▶ WHAT TO DO
Please write the listing below out again exactly, leaving every picture behind.

▶ Rows from a figure dataset
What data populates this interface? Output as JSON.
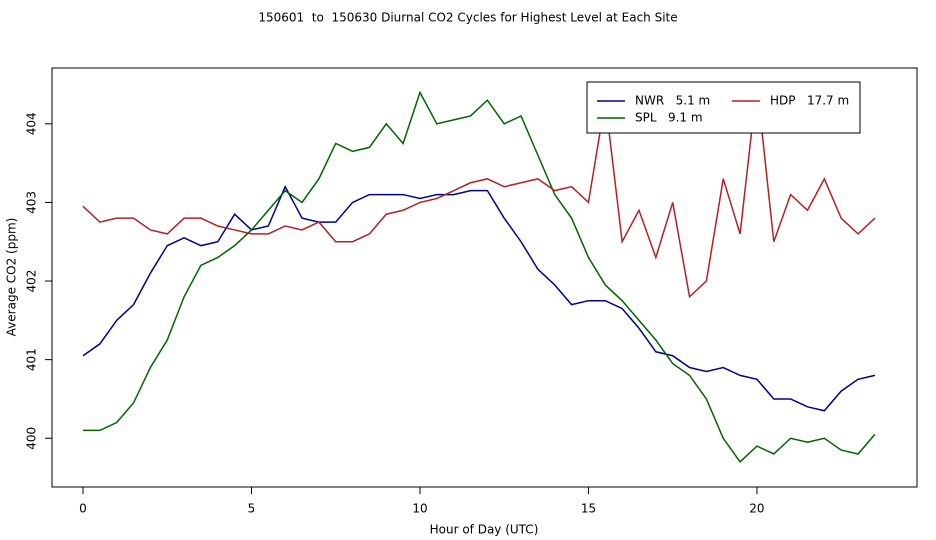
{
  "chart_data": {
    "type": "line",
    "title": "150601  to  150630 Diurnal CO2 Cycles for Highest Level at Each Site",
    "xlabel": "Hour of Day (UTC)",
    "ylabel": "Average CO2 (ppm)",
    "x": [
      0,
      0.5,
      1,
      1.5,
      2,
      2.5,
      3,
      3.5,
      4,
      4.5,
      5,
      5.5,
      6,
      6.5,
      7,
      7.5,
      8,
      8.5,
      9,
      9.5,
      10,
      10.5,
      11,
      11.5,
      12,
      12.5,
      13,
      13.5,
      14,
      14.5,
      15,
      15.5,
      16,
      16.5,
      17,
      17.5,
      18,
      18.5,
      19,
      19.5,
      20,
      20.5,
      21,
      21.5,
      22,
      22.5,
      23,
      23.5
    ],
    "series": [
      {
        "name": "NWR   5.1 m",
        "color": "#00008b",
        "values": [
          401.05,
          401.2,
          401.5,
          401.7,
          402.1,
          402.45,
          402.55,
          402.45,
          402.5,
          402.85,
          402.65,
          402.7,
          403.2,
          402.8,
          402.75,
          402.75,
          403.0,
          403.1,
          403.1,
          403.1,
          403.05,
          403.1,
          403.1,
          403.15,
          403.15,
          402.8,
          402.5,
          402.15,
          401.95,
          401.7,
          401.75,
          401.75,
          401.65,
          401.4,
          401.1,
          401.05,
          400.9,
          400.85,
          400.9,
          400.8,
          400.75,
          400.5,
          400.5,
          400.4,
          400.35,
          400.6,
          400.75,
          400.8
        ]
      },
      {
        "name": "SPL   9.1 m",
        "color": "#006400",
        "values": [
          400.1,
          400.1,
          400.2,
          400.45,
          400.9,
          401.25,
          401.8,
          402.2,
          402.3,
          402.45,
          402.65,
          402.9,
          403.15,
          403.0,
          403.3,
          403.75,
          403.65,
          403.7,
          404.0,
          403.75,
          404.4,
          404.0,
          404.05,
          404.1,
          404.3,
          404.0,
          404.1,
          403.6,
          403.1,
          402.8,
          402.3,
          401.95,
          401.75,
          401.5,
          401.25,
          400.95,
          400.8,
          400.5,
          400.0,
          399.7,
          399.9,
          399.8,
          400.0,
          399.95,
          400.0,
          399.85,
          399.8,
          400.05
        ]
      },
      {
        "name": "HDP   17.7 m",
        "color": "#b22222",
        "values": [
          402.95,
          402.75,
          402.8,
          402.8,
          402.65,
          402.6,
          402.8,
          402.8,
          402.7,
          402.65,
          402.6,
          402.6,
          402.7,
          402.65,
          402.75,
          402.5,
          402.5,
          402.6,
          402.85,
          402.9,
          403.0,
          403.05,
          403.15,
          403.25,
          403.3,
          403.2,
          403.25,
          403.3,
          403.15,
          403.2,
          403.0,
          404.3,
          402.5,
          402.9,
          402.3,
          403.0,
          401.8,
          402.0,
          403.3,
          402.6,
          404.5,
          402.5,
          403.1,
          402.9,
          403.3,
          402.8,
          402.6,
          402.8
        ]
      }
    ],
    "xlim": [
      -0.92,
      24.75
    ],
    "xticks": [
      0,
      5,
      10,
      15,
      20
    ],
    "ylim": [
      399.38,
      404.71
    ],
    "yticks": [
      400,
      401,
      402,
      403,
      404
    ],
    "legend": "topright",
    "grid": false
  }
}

▶ TASK RESPONSE
What data populates this interface? Output as JSON.
{
  "chart_data": {
    "type": "line",
    "title": "150601  to  150630 Diurnal CO2 Cycles for Highest Level at Each Site",
    "xlabel": "Hour of Day (UTC)",
    "ylabel": "Average CO2 (ppm)",
    "x": [
      0,
      0.5,
      1,
      1.5,
      2,
      2.5,
      3,
      3.5,
      4,
      4.5,
      5,
      5.5,
      6,
      6.5,
      7,
      7.5,
      8,
      8.5,
      9,
      9.5,
      10,
      10.5,
      11,
      11.5,
      12,
      12.5,
      13,
      13.5,
      14,
      14.5,
      15,
      15.5,
      16,
      16.5,
      17,
      17.5,
      18,
      18.5,
      19,
      19.5,
      20,
      20.5,
      21,
      21.5,
      22,
      22.5,
      23,
      23.5
    ],
    "series": [
      {
        "name": "NWR   5.1 m",
        "color": "#00008b",
        "values": [
          401.05,
          401.2,
          401.5,
          401.7,
          402.1,
          402.45,
          402.55,
          402.45,
          402.5,
          402.85,
          402.65,
          402.7,
          403.2,
          402.8,
          402.75,
          402.75,
          403.0,
          403.1,
          403.1,
          403.1,
          403.05,
          403.1,
          403.1,
          403.15,
          403.15,
          402.8,
          402.5,
          402.15,
          401.95,
          401.7,
          401.75,
          401.75,
          401.65,
          401.4,
          401.1,
          401.05,
          400.9,
          400.85,
          400.9,
          400.8,
          400.75,
          400.5,
          400.5,
          400.4,
          400.35,
          400.6,
          400.75,
          400.8
        ]
      },
      {
        "name": "SPL   9.1 m",
        "color": "#006400",
        "values": [
          400.1,
          400.1,
          400.2,
          400.45,
          400.9,
          401.25,
          401.8,
          402.2,
          402.3,
          402.45,
          402.65,
          402.9,
          403.15,
          403.0,
          403.3,
          403.75,
          403.65,
          403.7,
          404.0,
          403.75,
          404.4,
          404.0,
          404.05,
          404.1,
          404.3,
          404.0,
          404.1,
          403.6,
          403.1,
          402.8,
          402.3,
          401.95,
          401.75,
          401.5,
          401.25,
          400.95,
          400.8,
          400.5,
          400.0,
          399.7,
          399.9,
          399.8,
          400.0,
          399.95,
          400.0,
          399.85,
          399.8,
          400.05
        ]
      },
      {
        "name": "HDP   17.7 m",
        "color": "#b22222",
        "values": [
          402.95,
          402.75,
          402.8,
          402.8,
          402.65,
          402.6,
          402.8,
          402.8,
          402.7,
          402.65,
          402.6,
          402.6,
          402.7,
          402.65,
          402.75,
          402.5,
          402.5,
          402.6,
          402.85,
          402.9,
          403.0,
          403.05,
          403.15,
          403.25,
          403.3,
          403.2,
          403.25,
          403.3,
          403.15,
          403.2,
          403.0,
          404.3,
          402.5,
          402.9,
          402.3,
          403.0,
          401.8,
          402.0,
          403.3,
          402.6,
          404.5,
          402.5,
          403.1,
          402.9,
          403.3,
          402.8,
          402.6,
          402.8
        ]
      }
    ],
    "xlim": [
      -0.92,
      24.75
    ],
    "xticks": [
      0,
      5,
      10,
      15,
      20
    ],
    "ylim": [
      399.38,
      404.71
    ],
    "yticks": [
      400,
      401,
      402,
      403,
      404
    ],
    "legend": "topright",
    "grid": false
  }
}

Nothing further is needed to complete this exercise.